- **Problem to solve**:
Every entry must be given again exactly.

Data items:
○ ○ ○ ○

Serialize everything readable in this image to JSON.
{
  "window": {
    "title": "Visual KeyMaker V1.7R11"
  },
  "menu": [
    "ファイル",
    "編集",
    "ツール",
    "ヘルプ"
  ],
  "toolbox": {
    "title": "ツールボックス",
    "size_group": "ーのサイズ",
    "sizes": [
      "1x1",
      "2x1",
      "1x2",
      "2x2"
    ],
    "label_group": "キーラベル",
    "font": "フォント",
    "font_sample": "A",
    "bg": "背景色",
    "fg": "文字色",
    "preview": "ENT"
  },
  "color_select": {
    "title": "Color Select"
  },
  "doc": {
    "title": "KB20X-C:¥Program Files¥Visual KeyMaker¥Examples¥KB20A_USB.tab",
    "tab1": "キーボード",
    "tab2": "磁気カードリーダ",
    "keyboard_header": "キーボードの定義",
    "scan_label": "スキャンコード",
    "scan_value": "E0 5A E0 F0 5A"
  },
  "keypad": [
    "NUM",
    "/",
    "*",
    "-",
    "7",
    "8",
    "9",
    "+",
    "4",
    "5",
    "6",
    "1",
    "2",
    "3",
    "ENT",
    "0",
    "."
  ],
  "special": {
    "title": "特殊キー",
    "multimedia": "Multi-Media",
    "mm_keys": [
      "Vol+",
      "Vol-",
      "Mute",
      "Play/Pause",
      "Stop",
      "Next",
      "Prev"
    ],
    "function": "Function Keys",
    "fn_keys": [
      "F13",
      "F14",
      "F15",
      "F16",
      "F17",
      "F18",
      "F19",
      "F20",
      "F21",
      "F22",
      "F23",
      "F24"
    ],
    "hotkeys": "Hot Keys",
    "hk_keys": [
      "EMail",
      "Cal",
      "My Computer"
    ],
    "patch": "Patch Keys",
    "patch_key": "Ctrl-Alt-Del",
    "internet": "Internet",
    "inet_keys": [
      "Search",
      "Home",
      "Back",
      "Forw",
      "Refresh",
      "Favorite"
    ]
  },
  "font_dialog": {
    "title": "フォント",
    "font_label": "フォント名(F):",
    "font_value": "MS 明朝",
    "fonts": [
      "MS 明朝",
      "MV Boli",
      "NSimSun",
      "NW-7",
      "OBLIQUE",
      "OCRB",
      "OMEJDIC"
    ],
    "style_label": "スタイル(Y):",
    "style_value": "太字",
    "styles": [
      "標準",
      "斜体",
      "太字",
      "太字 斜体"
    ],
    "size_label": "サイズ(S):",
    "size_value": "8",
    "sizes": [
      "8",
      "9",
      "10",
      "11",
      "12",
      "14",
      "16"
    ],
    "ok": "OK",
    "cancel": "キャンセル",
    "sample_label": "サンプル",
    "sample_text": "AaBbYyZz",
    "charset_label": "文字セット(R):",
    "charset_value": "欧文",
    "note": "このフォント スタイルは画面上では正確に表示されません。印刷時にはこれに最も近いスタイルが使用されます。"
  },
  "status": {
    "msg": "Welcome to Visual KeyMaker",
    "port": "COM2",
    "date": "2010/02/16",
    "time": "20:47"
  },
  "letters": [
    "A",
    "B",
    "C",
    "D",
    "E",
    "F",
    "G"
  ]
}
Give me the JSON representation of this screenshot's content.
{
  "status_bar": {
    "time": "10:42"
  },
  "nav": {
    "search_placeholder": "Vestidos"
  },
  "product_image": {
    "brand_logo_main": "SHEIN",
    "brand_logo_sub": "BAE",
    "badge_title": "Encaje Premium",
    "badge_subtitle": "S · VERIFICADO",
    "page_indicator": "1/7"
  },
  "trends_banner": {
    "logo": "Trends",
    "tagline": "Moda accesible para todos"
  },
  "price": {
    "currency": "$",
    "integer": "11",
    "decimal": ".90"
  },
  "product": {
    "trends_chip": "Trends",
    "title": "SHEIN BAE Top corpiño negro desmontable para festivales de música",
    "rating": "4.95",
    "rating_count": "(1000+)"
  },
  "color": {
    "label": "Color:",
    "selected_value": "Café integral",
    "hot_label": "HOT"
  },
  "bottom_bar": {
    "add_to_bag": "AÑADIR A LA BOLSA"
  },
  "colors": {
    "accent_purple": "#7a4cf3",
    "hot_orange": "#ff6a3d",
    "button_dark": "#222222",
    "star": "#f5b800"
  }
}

○ ○ ○ ○

- **Task result**:
Serialize everything readable in this image to JSON.
{
  "window": {
    "title": "Visual KeyMaker V1.7R11"
  },
  "menu": [
    "ファイル",
    "編集",
    "ツール",
    "ヘルプ"
  ],
  "toolbox": {
    "title": "ツールボックス",
    "size_group": "ーのサイズ",
    "sizes": [
      "1x1",
      "2x1",
      "1x2",
      "2x2"
    ],
    "label_group": "キーラベル",
    "font": "フォント",
    "font_sample": "A",
    "bg": "背景色",
    "fg": "文字色",
    "preview": "ENT"
  },
  "color_select": {
    "title": "Color Select"
  },
  "doc": {
    "title": "KB20X-C:¥Program Files¥Visual KeyMaker¥Examples¥KB20A_USB.tab",
    "tab1": "キーボード",
    "tab2": "磁気カードリーダ",
    "keyboard_header": "キーボードの定義",
    "scan_label": "スキャンコード",
    "scan_value": "E0 5A E0 F0 5A"
  },
  "keypad": [
    "NUM",
    "/",
    "*",
    "-",
    "7",
    "8",
    "9",
    "+",
    "4",
    "5",
    "6",
    "1",
    "2",
    "3",
    "ENT",
    "0",
    "."
  ],
  "special": {
    "title": "特殊キー",
    "multimedia": "Multi-Media",
    "mm_keys": [
      "Vol+",
      "Vol-",
      "Mute",
      "Play/Pause",
      "Stop",
      "Next",
      "Prev"
    ],
    "function": "Function Keys",
    "fn_keys": [
      "F13",
      "F14",
      "F15",
      "F16",
      "F17",
      "F18",
      "F19",
      "F20",
      "F21",
      "F22",
      "F23",
      "F24"
    ],
    "hotkeys": "Hot Keys",
    "hk_keys": [
      "EMail",
      "Cal",
      "My Computer"
    ],
    "patch": "Patch Keys",
    "patch_key": "Ctrl-Alt-Del",
    "internet": "Internet",
    "inet_keys": [
      "Search",
      "Home",
      "Back",
      "Forw",
      "Refresh",
      "Favorite"
    ]
  },
  "font_dialog": {
    "title": "フォント",
    "font_label": "フォント名(F):",
    "font_value": "MS 明朝",
    "fonts": [
      "MS 明朝",
      "MV Boli",
      "NSimSun",
      "NW-7",
      "OBLIQUE",
      "OCRB",
      "OMEJDIC"
    ],
    "style_label": "スタイル(Y):",
    "style_value": "太字",
    "styles": [
      "標準",
      "斜体",
      "太字",
      "太字 斜体"
    ],
    "size_label": "サイズ(S):",
    "size_value": "8",
    "sizes": [
      "8",
      "9",
      "10",
      "11",
      "12",
      "14",
      "16"
    ],
    "ok": "OK",
    "cancel": "キャンセル",
    "sample_label": "サンプル",
    "sample_text": "AaBbYyZz",
    "charset_label": "文字セット(R):",
    "charset_value": "欧文",
    "note": "このフォント スタイルは画面上では正確に表示されません。印刷時にはこれに最も近いスタイルが使用されます。"
  },
  "status": {
    "msg": "Welcome to Visual KeyMaker",
    "port": "COM2",
    "date": "2010/02/16",
    "time": "20:47"
  },
  "letters": [
    "A",
    "B",
    "C",
    "D",
    "E",
    "F",
    "G"
  ]
}
Give me the JSON representation of this screenshot's content.
{
  "status_bar": {
    "time": "10:42"
  },
  "nav": {
    "search_placeholder": "Vestidos"
  },
  "product_image": {
    "brand_logo_main": "SHEIN",
    "brand_logo_sub": "BAE",
    "badge_title": "Encaje Premium",
    "badge_subtitle": "S · VERIFICADO",
    "page_indicator": "1/7"
  },
  "trends_banner": {
    "logo": "Trends",
    "tagline": "Moda accesible para todos"
  },
  "price": {
    "currency": "$",
    "integer": "11",
    "decimal": ".90"
  },
  "product": {
    "trends_chip": "Trends",
    "title": "SHEIN BAE Top corpiño negro desmontable para festivales de música",
    "rating": "4.95",
    "rating_count": "(1000+)"
  },
  "color": {
    "label": "Color:",
    "selected_value": "Café integral",
    "hot_label": "HOT"
  },
  "bottom_bar": {
    "add_to_bag": "AÑADIR A LA BOLSA"
  },
  "colors": {
    "accent_purple": "#7a4cf3",
    "hot_orange": "#ff6a3d",
    "button_dark": "#222222",
    "star": "#f5b800"
  }
}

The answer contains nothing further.